=== Provided records ===
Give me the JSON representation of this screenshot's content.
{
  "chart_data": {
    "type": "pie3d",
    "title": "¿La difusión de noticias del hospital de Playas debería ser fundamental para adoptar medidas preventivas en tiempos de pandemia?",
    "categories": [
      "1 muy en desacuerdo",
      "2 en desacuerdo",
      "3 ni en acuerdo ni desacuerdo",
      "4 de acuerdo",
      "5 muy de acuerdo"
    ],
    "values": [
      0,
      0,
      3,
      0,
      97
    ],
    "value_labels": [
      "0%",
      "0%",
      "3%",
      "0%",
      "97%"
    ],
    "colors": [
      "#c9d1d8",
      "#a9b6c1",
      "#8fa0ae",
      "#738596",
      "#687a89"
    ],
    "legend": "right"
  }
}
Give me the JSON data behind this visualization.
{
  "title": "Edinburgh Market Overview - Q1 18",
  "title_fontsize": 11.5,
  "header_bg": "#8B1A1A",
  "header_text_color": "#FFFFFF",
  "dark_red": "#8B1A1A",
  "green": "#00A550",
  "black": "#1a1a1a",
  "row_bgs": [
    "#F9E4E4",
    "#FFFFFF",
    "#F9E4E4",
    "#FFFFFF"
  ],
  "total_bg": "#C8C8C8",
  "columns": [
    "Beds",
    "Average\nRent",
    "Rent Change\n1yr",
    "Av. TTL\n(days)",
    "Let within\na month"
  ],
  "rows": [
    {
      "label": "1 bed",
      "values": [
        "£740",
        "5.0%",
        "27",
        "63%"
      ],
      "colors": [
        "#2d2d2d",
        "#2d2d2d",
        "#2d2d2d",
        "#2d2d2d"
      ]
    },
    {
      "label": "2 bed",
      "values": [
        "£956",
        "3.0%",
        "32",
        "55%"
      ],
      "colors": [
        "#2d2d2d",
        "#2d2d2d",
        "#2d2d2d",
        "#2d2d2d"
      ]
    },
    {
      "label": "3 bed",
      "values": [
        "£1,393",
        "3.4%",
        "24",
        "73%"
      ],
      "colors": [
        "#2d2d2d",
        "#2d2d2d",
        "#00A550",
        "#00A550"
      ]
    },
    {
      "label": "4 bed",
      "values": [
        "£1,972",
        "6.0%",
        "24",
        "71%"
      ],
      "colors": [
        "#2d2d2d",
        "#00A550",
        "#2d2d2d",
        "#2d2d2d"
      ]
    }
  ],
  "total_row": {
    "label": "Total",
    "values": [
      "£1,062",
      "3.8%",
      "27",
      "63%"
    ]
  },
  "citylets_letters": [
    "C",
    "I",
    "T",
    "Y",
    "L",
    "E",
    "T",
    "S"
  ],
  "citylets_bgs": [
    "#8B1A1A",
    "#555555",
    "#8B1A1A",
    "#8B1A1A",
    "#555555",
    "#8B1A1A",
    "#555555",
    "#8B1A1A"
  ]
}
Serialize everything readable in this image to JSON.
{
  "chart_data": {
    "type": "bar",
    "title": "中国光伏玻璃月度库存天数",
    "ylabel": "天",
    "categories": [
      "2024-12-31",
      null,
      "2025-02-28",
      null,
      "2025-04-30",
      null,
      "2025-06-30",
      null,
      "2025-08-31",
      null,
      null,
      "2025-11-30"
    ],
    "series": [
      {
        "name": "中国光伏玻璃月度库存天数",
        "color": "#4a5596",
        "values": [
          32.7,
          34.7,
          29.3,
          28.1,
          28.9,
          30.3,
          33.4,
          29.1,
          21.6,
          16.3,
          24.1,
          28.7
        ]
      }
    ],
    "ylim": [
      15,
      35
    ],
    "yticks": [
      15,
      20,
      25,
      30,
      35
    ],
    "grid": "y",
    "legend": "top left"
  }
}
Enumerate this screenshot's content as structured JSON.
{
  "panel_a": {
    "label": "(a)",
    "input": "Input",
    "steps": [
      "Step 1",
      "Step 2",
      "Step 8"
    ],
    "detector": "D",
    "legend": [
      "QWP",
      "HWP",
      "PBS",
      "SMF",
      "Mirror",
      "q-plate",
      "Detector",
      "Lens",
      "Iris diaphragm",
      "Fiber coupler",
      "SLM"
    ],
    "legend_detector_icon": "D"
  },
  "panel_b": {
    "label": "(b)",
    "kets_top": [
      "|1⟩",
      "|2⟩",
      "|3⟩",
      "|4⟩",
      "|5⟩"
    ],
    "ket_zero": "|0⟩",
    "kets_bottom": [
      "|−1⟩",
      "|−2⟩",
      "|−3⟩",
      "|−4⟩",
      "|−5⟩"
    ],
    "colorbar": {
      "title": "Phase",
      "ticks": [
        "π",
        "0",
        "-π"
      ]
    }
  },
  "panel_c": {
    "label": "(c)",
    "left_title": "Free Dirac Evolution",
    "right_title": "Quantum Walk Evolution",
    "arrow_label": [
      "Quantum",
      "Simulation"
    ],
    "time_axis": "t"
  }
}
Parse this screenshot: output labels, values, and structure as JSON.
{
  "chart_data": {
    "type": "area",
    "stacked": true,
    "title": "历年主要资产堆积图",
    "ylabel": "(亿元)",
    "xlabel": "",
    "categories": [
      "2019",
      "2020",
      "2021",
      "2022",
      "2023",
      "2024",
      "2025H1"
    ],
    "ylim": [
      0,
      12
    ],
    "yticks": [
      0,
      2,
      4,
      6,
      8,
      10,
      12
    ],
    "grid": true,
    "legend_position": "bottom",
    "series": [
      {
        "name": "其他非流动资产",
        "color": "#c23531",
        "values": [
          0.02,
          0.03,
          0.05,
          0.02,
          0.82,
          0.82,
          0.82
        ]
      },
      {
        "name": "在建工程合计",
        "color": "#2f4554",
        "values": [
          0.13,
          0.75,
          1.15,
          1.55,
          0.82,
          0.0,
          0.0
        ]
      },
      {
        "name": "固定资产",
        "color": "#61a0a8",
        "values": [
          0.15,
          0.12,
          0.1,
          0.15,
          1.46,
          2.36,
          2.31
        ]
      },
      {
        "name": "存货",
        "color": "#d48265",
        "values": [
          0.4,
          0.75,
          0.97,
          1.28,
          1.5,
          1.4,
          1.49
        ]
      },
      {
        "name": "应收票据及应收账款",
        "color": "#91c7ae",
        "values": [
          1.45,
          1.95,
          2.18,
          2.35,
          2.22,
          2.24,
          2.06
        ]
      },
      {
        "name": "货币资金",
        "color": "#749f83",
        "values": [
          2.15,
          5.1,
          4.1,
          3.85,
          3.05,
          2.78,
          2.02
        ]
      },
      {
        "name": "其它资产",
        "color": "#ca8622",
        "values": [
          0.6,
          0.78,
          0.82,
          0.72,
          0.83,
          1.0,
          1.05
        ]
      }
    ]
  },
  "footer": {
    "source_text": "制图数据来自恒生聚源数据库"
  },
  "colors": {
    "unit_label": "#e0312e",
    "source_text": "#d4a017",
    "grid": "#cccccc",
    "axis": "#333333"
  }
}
===
Would you copy out each line exactly as written?

__Output below__.
Give me the JSON representation of this screenshot's content.
{
  "chart_data": {
    "type": "pie3d",
    "title": "¿La difusión de noticias del hospital de Playas debería ser fundamental para adoptar medidas preventivas en tiempos de pandemia?",
    "categories": [
      "1 muy en desacuerdo",
      "2 en desacuerdo",
      "3 ni en acuerdo ni desacuerdo",
      "4 de acuerdo",
      "5 muy de acuerdo"
    ],
    "values": [
      0,
      0,
      3,
      0,
      97
    ],
    "value_labels": [
      "0%",
      "0%",
      "3%",
      "0%",
      "97%"
    ],
    "colors": [
      "#c9d1d8",
      "#a9b6c1",
      "#8fa0ae",
      "#738596",
      "#687a89"
    ],
    "legend": "right"
  }
}
Give me the JSON data behind this visualization.
{
  "title": "Edinburgh Market Overview - Q1 18",
  "title_fontsize": 11.5,
  "header_bg": "#8B1A1A",
  "header_text_color": "#FFFFFF",
  "dark_red": "#8B1A1A",
  "green": "#00A550",
  "black": "#1a1a1a",
  "row_bgs": [
    "#F9E4E4",
    "#FFFFFF",
    "#F9E4E4",
    "#FFFFFF"
  ],
  "total_bg": "#C8C8C8",
  "columns": [
    "Beds",
    "Average\nRent",
    "Rent Change\n1yr",
    "Av. TTL\n(days)",
    "Let within\na month"
  ],
  "rows": [
    {
      "label": "1 bed",
      "values": [
        "£740",
        "5.0%",
        "27",
        "63%"
      ],
      "colors": [
        "#2d2d2d",
        "#2d2d2d",
        "#2d2d2d",
        "#2d2d2d"
      ]
    },
    {
      "label": "2 bed",
      "values": [
        "£956",
        "3.0%",
        "32",
        "55%"
      ],
      "colors": [
        "#2d2d2d",
        "#2d2d2d",
        "#2d2d2d",
        "#2d2d2d"
      ]
    },
    {
      "label": "3 bed",
      "values": [
        "£1,393",
        "3.4%",
        "24",
        "73%"
      ],
      "colors": [
        "#2d2d2d",
        "#2d2d2d",
        "#00A550",
        "#00A550"
      ]
    },
    {
      "label": "4 bed",
      "values": [
        "£1,972",
        "6.0%",
        "24",
        "71%"
      ],
      "colors": [
        "#2d2d2d",
        "#00A550",
        "#2d2d2d",
        "#2d2d2d"
      ]
    }
  ],
  "total_row": {
    "label": "Total",
    "values": [
      "£1,062",
      "3.8%",
      "27",
      "63%"
    ]
  },
  "citylets_letters": [
    "C",
    "I",
    "T",
    "Y",
    "L",
    "E",
    "T",
    "S"
  ],
  "citylets_bgs": [
    "#8B1A1A",
    "#555555",
    "#8B1A1A",
    "#8B1A1A",
    "#555555",
    "#8B1A1A",
    "#555555",
    "#8B1A1A"
  ]
}
Serialize everything readable in this image to JSON.
{
  "chart_data": {
    "type": "bar",
    "title": "中国光伏玻璃月度库存天数",
    "ylabel": "天",
    "categories": [
      "2024-12-31",
      null,
      "2025-02-28",
      null,
      "2025-04-30",
      null,
      "2025-06-30",
      null,
      "2025-08-31",
      null,
      null,
      "2025-11-30"
    ],
    "series": [
      {
        "name": "中国光伏玻璃月度库存天数",
        "color": "#4a5596",
        "values": [
          32.7,
          34.7,
          29.3,
          28.1,
          28.9,
          30.3,
          33.4,
          29.1,
          21.6,
          16.3,
          24.1,
          28.7
        ]
      }
    ],
    "ylim": [
      15,
      35
    ],
    "yticks": [
      15,
      20,
      25,
      30,
      35
    ],
    "grid": "y",
    "legend": "top left"
  }
}
Enumerate this screenshot's content as structured JSON.
{
  "panel_a": {
    "label": "(a)",
    "input": "Input",
    "steps": [
      "Step 1",
      "Step 2",
      "Step 8"
    ],
    "detector": "D",
    "legend": [
      "QWP",
      "HWP",
      "PBS",
      "SMF",
      "Mirror",
      "q-plate",
      "Detector",
      "Lens",
      "Iris diaphragm",
      "Fiber coupler",
      "SLM"
    ],
    "legend_detector_icon": "D"
  },
  "panel_b": {
    "label": "(b)",
    "kets_top": [
      "|1⟩",
      "|2⟩",
      "|3⟩",
      "|4⟩",
      "|5⟩"
    ],
    "ket_zero": "|0⟩",
    "kets_bottom": [
      "|−1⟩",
      "|−2⟩",
      "|−3⟩",
      "|−4⟩",
      "|−5⟩"
    ],
    "colorbar": {
      "title": "Phase",
      "ticks": [
        "π",
        "0",
        "-π"
      ]
    }
  },
  "panel_c": {
    "label": "(c)",
    "left_title": "Free Dirac Evolution",
    "right_title": "Quantum Walk Evolution",
    "arrow_label": [
      "Quantum",
      "Simulation"
    ],
    "time_axis": "t"
  }
}
Parse this screenshot: output labels, values, and structure as JSON.
{
  "chart_data": {
    "type": "area",
    "stacked": true,
    "title": "历年主要资产堆积图",
    "ylabel": "(亿元)",
    "xlabel": "",
    "categories": [
      "2019",
      "2020",
      "2021",
      "2022",
      "2023",
      "2024",
      "2025H1"
    ],
    "ylim": [
      0,
      12
    ],
    "yticks": [
      0,
      2,
      4,
      6,
      8,
      10,
      12
    ],
    "grid": true,
    "legend_position": "bottom",
    "series": [
      {
        "name": "其他非流动资产",
        "color": "#c23531",
        "values": [
          0.02,
          0.03,
          0.05,
          0.02,
          0.82,
          0.82,
          0.82
        ]
      },
      {
        "name": "在建工程合计",
        "color": "#2f4554",
        "values": [
          0.13,
          0.75,
          1.15,
          1.55,
          0.82,
          0.0,
          0.0
        ]
      },
      {
        "name": "固定资产",
        "color": "#61a0a8",
        "values": [
          0.15,
          0.12,
          0.1,
          0.15,
          1.46,
          2.36,
          2.31
        ]
      },
      {
        "name": "存货",
        "color": "#d48265",
        "values": [
          0.4,
          0.75,
          0.97,
          1.28,
          1.5,
          1.4,
          1.49
        ]
      },
      {
        "name": "应收票据及应收账款",
        "color": "#91c7ae",
        "values": [
          1.45,
          1.95,
          2.18,
          2.35,
          2.22,
          2.24,
          2.06
        ]
      },
      {
        "name": "货币资金",
        "color": "#749f83",
        "values": [
          2.15,
          5.1,
          4.1,
          3.85,
          3.05,
          2.78,
          2.02
        ]
      },
      {
        "name": "其它资产",
        "color": "#ca8622",
        "values": [
          0.6,
          0.78,
          0.82,
          0.72,
          0.83,
          1.0,
          1.05
        ]
      }
    ]
  },
  "footer": {
    "source_text": "制图数据来自恒生聚源数据库"
  },
  "colors": {
    "unit_label": "#e0312e",
    "source_text": "#d4a017",
    "grid": "#cccccc",
    "axis": "#333333"
  }
}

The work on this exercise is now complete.